__Objective__
From the line that includes "Convert this document image to plain text." to the last line of the records that follow, copy every line exactly and nothing more, omitting pictures.
[begin Task data]
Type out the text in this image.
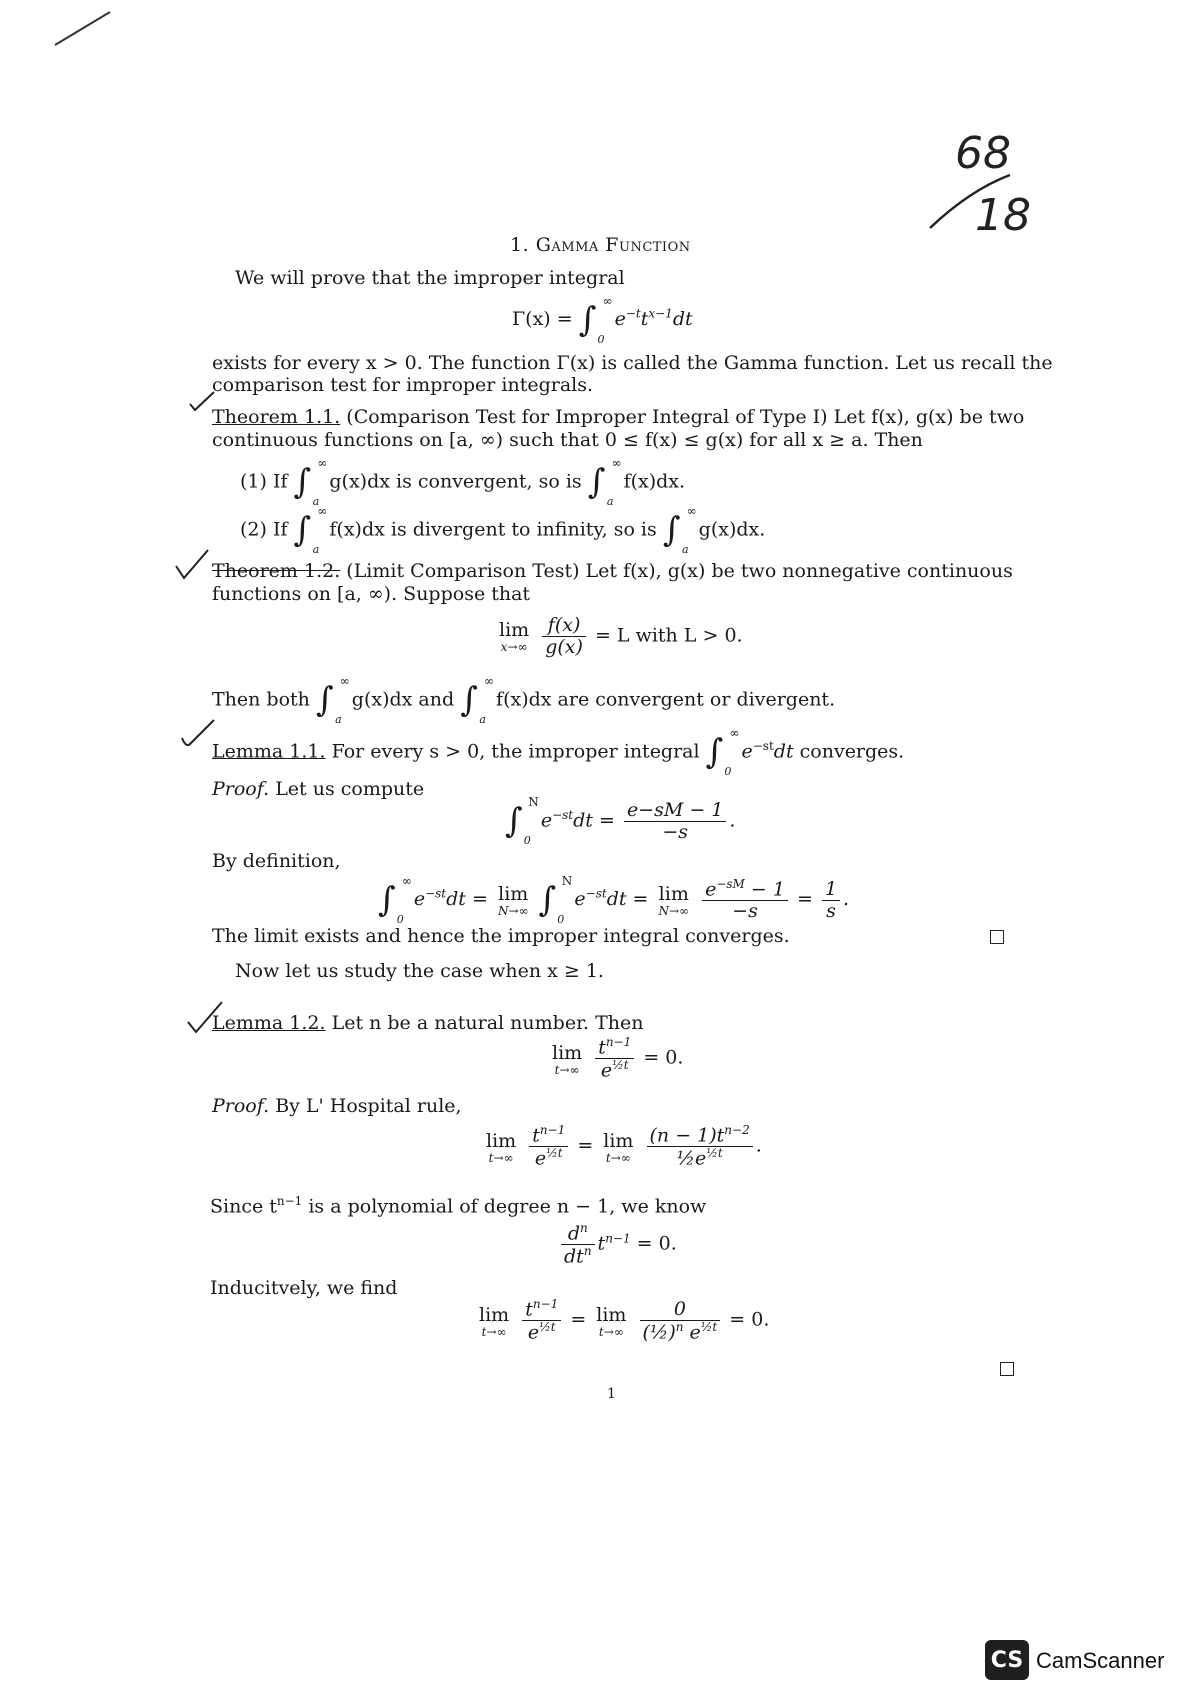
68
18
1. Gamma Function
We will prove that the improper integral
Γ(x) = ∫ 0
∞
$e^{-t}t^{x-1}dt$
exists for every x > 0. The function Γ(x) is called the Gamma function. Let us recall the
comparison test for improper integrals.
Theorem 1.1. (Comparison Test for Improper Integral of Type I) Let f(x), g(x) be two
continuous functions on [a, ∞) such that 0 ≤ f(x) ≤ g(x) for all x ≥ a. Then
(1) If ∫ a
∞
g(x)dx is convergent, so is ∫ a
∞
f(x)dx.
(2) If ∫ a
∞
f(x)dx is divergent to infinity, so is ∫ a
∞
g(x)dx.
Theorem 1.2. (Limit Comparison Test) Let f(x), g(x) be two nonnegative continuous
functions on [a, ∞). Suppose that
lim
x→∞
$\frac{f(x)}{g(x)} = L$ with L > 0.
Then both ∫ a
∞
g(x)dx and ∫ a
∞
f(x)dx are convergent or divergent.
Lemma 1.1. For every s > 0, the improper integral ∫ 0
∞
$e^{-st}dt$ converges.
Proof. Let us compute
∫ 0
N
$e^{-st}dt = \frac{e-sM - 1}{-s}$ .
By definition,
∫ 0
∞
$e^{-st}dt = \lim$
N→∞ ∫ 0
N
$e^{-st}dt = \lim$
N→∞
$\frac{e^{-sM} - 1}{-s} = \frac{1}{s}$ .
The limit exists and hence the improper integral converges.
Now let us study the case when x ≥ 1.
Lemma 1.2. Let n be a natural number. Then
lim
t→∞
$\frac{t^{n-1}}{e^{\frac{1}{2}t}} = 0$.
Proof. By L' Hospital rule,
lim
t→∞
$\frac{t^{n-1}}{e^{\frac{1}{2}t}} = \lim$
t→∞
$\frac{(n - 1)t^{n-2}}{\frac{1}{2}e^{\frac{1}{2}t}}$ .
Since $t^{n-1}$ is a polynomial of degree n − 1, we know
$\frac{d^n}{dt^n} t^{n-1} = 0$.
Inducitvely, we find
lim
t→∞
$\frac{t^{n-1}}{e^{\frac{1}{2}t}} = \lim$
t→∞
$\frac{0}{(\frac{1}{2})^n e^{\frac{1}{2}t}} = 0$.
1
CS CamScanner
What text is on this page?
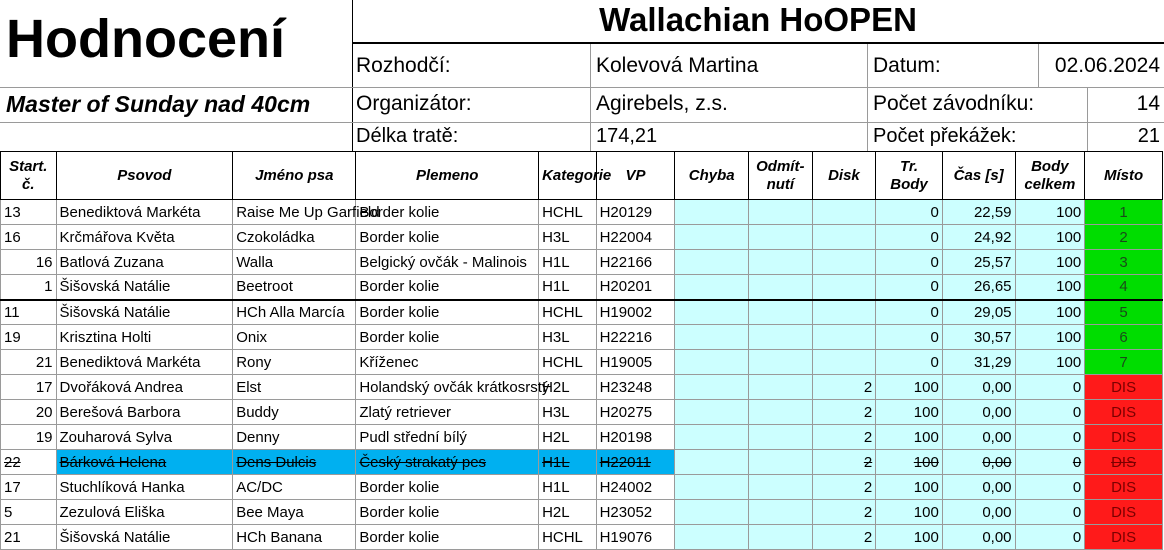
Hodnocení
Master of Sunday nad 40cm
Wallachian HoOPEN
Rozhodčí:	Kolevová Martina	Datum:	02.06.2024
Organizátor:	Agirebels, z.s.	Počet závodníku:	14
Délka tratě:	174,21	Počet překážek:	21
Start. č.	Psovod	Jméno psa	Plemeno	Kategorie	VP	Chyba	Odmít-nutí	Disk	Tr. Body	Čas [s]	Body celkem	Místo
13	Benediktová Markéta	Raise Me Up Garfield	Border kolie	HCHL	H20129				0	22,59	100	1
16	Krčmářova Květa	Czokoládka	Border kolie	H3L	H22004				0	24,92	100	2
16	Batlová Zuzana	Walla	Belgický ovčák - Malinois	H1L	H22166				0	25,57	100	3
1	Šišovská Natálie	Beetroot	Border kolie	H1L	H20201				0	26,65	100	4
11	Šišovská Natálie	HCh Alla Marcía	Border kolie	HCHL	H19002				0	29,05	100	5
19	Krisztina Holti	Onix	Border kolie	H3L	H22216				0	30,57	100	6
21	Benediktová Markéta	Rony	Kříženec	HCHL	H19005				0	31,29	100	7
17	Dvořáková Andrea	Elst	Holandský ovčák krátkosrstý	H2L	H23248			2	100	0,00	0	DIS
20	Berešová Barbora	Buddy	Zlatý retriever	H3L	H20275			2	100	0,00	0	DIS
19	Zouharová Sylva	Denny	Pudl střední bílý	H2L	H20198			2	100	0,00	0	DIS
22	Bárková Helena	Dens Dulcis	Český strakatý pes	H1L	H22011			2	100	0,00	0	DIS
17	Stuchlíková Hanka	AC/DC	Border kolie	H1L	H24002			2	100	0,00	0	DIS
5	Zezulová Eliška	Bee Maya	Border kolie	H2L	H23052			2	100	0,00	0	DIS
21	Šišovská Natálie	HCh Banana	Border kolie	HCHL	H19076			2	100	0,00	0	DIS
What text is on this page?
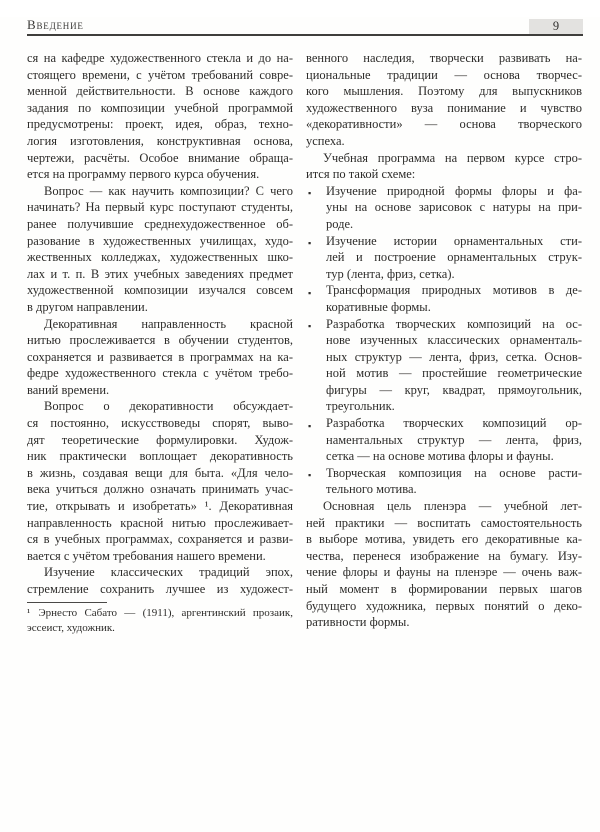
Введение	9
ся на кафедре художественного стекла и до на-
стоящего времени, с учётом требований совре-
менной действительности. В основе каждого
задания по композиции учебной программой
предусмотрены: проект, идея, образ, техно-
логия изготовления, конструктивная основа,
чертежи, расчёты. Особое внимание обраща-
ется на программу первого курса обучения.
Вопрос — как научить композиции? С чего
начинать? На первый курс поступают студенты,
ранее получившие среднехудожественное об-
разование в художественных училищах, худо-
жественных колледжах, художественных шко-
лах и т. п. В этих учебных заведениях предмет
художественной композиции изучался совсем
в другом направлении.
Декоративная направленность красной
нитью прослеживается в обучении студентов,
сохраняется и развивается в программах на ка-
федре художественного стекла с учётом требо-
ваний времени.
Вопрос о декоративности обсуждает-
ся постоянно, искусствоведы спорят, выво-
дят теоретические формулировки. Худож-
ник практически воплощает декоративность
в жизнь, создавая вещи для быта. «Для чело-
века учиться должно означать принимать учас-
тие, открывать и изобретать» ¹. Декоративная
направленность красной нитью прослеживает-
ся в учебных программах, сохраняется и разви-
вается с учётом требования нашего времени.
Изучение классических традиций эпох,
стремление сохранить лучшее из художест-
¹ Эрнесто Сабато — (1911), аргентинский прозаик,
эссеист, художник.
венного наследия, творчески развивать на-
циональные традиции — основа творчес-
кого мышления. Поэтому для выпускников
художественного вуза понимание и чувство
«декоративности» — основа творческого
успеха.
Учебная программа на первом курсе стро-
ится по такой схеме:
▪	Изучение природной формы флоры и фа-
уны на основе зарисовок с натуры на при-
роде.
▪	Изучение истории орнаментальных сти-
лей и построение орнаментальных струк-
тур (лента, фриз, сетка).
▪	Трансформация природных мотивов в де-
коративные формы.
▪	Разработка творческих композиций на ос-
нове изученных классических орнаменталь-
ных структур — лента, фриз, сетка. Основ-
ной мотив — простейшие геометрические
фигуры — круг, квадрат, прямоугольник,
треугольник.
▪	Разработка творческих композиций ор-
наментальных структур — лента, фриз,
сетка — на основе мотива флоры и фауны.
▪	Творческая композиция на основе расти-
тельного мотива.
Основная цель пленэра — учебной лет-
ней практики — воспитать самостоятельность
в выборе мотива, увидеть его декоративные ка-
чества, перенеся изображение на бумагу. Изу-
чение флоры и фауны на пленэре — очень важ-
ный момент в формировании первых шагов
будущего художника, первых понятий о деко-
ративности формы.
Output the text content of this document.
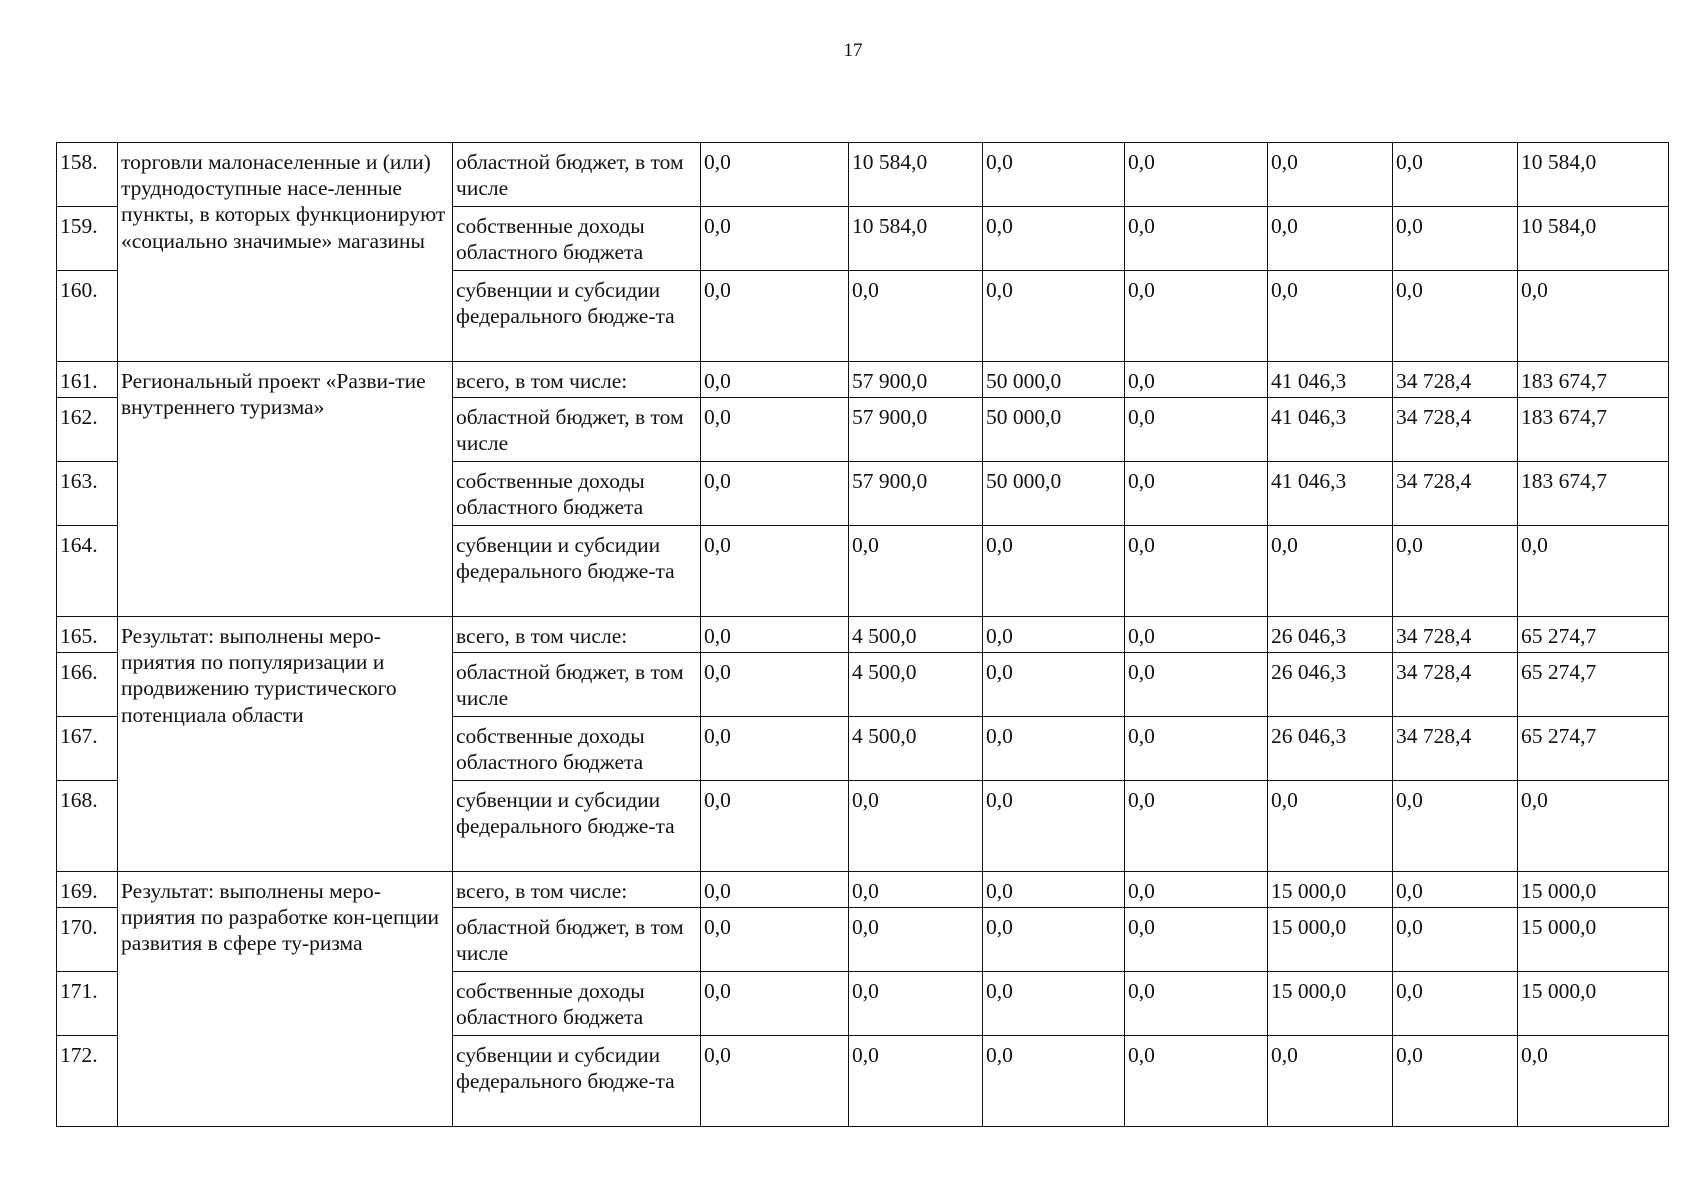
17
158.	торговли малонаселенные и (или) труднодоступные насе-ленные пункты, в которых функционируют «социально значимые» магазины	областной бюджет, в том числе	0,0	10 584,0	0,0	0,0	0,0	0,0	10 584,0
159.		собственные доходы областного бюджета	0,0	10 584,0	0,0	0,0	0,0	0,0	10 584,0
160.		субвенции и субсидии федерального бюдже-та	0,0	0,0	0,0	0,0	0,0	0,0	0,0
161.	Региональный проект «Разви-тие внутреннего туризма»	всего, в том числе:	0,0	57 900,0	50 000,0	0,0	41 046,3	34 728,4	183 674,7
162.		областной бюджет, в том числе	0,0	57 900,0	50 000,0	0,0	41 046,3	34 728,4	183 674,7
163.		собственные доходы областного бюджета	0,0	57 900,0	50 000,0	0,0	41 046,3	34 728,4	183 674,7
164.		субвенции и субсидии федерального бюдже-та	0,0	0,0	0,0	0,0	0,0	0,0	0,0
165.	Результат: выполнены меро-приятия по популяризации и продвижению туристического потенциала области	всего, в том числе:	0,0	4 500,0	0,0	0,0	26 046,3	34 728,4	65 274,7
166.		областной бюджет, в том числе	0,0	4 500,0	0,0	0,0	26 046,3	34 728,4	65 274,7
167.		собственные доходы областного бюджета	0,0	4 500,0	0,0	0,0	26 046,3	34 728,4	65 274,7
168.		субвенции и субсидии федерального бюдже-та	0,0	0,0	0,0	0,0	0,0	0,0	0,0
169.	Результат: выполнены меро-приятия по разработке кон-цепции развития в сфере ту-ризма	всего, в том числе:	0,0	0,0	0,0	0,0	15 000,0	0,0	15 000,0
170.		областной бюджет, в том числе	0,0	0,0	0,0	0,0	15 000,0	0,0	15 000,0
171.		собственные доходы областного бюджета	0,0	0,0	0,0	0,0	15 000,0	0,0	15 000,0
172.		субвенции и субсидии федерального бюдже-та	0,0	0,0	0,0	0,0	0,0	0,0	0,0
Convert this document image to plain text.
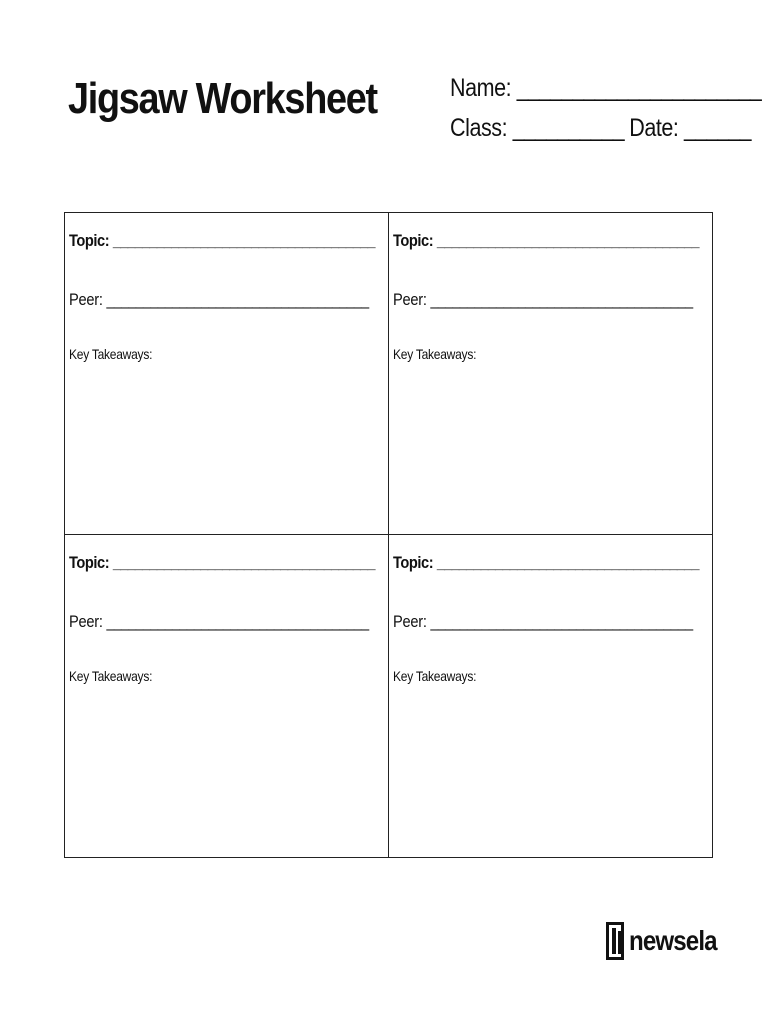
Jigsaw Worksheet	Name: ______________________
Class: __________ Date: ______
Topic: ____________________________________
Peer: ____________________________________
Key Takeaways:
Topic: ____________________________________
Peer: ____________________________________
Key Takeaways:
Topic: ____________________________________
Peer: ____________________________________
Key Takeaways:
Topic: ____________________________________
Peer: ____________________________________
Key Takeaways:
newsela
[end Task data]
__Expected answer__
Convert this document image to plain text.
Jigsaw Worksheet	Name: ______________________
Class: __________ Date: ______
Topic: ____________________________________
Peer: ____________________________________
Key Takeaways:
Topic: ____________________________________
Peer: ____________________________________
Key Takeaways:
Topic: ____________________________________
Peer: ____________________________________
Key Takeaways:
Topic: ____________________________________
Peer: ____________________________________
Key Takeaways:
newsela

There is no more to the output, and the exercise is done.